>>>

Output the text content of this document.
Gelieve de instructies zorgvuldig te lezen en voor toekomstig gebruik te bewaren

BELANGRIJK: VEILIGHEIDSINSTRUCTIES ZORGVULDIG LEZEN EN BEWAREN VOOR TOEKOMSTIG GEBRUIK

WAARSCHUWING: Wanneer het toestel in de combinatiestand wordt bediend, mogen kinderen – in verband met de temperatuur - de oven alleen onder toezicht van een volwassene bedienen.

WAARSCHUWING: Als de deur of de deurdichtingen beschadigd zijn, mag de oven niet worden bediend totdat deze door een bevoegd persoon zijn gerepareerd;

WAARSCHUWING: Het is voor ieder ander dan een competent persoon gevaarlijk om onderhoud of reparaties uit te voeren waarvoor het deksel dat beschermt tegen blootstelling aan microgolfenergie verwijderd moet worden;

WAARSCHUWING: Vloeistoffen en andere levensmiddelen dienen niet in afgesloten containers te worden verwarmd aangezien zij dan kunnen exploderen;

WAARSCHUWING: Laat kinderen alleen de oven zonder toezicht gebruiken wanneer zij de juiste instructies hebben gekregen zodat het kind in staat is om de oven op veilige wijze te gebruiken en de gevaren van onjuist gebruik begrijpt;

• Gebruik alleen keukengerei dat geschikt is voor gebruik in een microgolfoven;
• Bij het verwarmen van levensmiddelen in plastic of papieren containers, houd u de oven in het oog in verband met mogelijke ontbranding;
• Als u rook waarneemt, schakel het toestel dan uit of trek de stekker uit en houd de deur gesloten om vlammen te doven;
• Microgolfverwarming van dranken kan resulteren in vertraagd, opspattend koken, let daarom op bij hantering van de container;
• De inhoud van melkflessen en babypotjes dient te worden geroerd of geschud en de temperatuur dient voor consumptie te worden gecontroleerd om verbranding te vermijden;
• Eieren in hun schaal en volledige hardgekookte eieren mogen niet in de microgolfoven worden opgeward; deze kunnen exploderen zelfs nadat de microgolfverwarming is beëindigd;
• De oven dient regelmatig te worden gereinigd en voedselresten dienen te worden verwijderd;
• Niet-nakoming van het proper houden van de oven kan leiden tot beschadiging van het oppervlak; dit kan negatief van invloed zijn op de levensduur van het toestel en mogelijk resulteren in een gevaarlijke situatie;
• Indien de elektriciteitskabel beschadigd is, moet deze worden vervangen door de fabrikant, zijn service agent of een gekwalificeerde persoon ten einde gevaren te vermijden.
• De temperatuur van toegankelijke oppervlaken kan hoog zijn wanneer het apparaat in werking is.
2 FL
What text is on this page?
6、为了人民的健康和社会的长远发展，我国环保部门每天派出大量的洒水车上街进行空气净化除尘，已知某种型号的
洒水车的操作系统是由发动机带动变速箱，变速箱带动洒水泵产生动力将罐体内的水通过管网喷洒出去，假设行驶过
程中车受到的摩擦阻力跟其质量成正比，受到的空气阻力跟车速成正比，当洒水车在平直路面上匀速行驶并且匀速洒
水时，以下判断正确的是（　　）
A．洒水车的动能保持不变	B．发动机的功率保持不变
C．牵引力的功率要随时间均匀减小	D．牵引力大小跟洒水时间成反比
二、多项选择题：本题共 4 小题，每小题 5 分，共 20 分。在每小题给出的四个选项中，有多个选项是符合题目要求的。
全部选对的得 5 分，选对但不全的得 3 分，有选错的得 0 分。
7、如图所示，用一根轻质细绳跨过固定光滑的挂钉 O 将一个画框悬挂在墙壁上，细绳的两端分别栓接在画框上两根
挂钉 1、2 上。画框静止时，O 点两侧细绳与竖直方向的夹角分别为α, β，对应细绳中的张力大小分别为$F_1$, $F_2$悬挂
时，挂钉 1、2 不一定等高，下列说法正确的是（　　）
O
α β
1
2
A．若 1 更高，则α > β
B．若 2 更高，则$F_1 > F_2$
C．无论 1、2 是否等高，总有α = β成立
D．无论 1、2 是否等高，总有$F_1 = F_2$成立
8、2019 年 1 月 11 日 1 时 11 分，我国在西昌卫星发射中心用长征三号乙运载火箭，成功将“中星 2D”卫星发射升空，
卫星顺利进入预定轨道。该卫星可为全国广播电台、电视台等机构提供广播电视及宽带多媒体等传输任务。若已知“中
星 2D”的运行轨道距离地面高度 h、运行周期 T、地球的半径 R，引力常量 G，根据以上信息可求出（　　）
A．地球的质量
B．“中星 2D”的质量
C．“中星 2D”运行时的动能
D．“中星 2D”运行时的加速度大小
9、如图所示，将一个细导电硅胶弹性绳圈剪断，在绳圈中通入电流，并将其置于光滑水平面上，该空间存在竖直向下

<<<

▶ GIVEN REQUEST
Report the count of lines in the entries that contain the string "verband", and nothing besides it.

▶ OUTPUT OF THE EXERCISE
2